**GIVEN REQUEST**
Leaving the pictures aside, transcribe every line below exactly.

_ _ _ _ _ _ _

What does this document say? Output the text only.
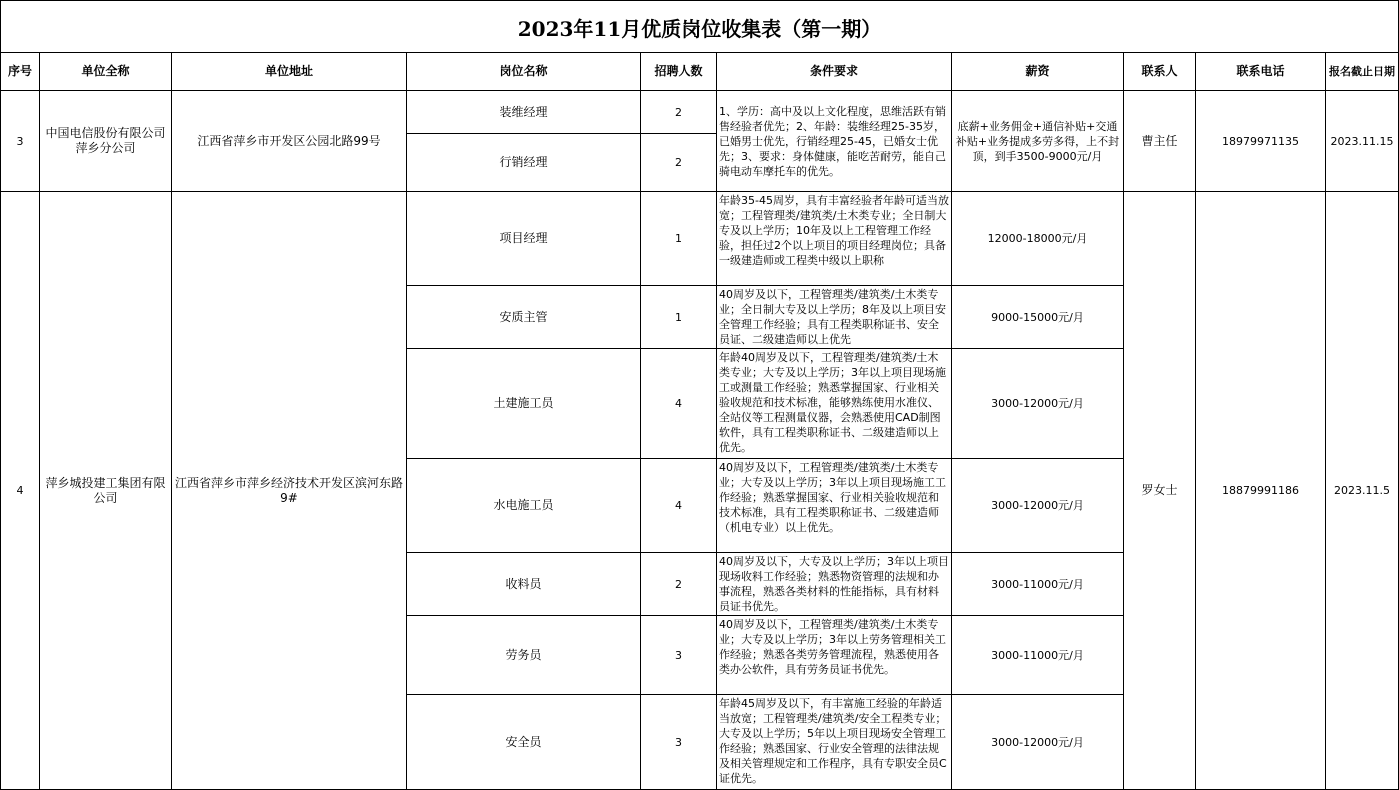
2023年11月优质岗位收集表（第一期）
序号	单位全称	单位地址	岗位名称	招聘人数	条件要求	薪资	联系人	联系电话	报名截止日期
3	中国电信股份有限公司萍乡分公司	江西省萍乡市开发区公园北路99号	装维经理	2	1、学历：高中及以上文化程度，思维活跃有销售经验者优先；2、年龄：装维经理25-35岁，已婚男士优先，行销经理25-45，已婚女士优先；3、要求：身体健康，能吃苦耐劳，能自己骑电动车摩托车的优先。	底薪+业务佣金+通信补贴+交通补贴+业务提成多劳多得，上不封顶，到手3500-9000元/月	曹主任	18979971135	2023.11.15
			行销经理	2					
4	萍乡城投建工集团有限公司	江西省萍乡市萍乡经济技术开发区滨河东路9#	项目经理	1	年龄35-45周岁，具有丰富经验者年龄可适当放宽；工程管理类/建筑类/土木类专业；全日制大专及以上学历；10年及以上工程管理工作经验，担任过2个以上项目的项目经理岗位；具备一级建造师或工程类中级以上职称	12000-18000元/月	罗女士	18879991186	2023.11.5
			安质主管	1	40周岁及以下，工程管理类/建筑类/土木类专业；全日制大专及以上学历；8年及以上项目安全管理工作经验；具有工程类职称证书、安全员证、二级建造师以上优先	9000-15000元/月			
			土建施工员	4	年龄40周岁及以下，工程管理类/建筑类/土木类专业；大专及以上学历；3年以上项目现场施工或测量工作经验；熟悉掌握国家、行业相关验收规范和技术标准，能够熟练使用水准仪、全站仪等工程测量仪器，会熟悉使用CAD制图软件，具有工程类职称证书、二级建造师以上优先。	3000-12000元/月			
			水电施工员	4	40周岁及以下，工程管理类/建筑类/土木类专业；大专及以上学历；3年以上项目现场施工工作经验；熟悉掌握国家、行业相关验收规范和技术标准，具有工程类职称证书、二级建造师（机电专业）以上优先。	3000-12000元/月			
			收料员	2	40周岁及以下，大专及以上学历；3年以上项目现场收料工作经验；熟悉物资管理的法规和办事流程，熟悉各类材料的性能指标，具有材料员证书优先。	3000-11000元/月			
			劳务员	3	40周岁及以下，工程管理类/建筑类/土木类专业；大专及以上学历；3年以上劳务管理相关工作经验；熟悉各类劳务管理流程，熟悉使用各类办公软件，具有劳务员证书优先。	3000-11000元/月			
			安全员	3	年龄45周岁及以下，有丰富施工经验的年龄适当放宽；工程管理类/建筑类/安全工程类专业；大专及以上学历；5年以上项目现场安全管理工作经验；熟悉国家、行业安全管理的法律法规及相关管理规定和工作程序，具有专职安全员C证优先。	3000-12000元/月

_ _ _ _ _ _ _

**EXERCISE ANSWER**
What does this document say? Output the text only.
2023年11月优质岗位收集表（第一期）
序号	单位全称	单位地址	岗位名称	招聘人数	条件要求	薪资	联系人	联系电话	报名截止日期
3	中国电信股份有限公司萍乡分公司	江西省萍乡市开发区公园北路99号	装维经理	2	1、学历：高中及以上文化程度，思维活跃有销售经验者优先；2、年龄：装维经理25-35岁，已婚男士优先，行销经理25-45，已婚女士优先；3、要求：身体健康，能吃苦耐劳，能自己骑电动车摩托车的优先。	底薪+业务佣金+通信补贴+交通补贴+业务提成多劳多得，上不封顶，到手3500-9000元/月	曹主任	18979971135	2023.11.15
			行销经理	2					
4	萍乡城投建工集团有限公司	江西省萍乡市萍乡经济技术开发区滨河东路9#	项目经理	1	年龄35-45周岁，具有丰富经验者年龄可适当放宽；工程管理类/建筑类/土木类专业；全日制大专及以上学历；10年及以上工程管理工作经验，担任过2个以上项目的项目经理岗位；具备一级建造师或工程类中级以上职称	12000-18000元/月	罗女士	18879991186	2023.11.5
			安质主管	1	40周岁及以下，工程管理类/建筑类/土木类专业；全日制大专及以上学历；8年及以上项目安全管理工作经验；具有工程类职称证书、安全员证、二级建造师以上优先	9000-15000元/月			
			土建施工员	4	年龄40周岁及以下，工程管理类/建筑类/土木类专业；大专及以上学历；3年以上项目现场施工或测量工作经验；熟悉掌握国家、行业相关验收规范和技术标准，能够熟练使用水准仪、全站仪等工程测量仪器，会熟悉使用CAD制图软件，具有工程类职称证书、二级建造师以上优先。	3000-12000元/月			
			水电施工员	4	40周岁及以下，工程管理类/建筑类/土木类专业；大专及以上学历；3年以上项目现场施工工作经验；熟悉掌握国家、行业相关验收规范和技术标准，具有工程类职称证书、二级建造师（机电专业）以上优先。	3000-12000元/月			
			收料员	2	40周岁及以下，大专及以上学历；3年以上项目现场收料工作经验；熟悉物资管理的法规和办事流程，熟悉各类材料的性能指标，具有材料员证书优先。	3000-11000元/月			
			劳务员	3	40周岁及以下，工程管理类/建筑类/土木类专业；大专及以上学历；3年以上劳务管理相关工作经验；熟悉各类劳务管理流程，熟悉使用各类办公软件，具有劳务员证书优先。	3000-11000元/月			
			安全员	3	年龄45周岁及以下，有丰富施工经验的年龄适当放宽；工程管理类/建筑类/安全工程类专业；大专及以上学历；5年以上项目现场安全管理工作经验；熟悉国家、行业安全管理的法律法规及相关管理规定和工作程序，具有专职安全员C证优先。	3000-12000元/月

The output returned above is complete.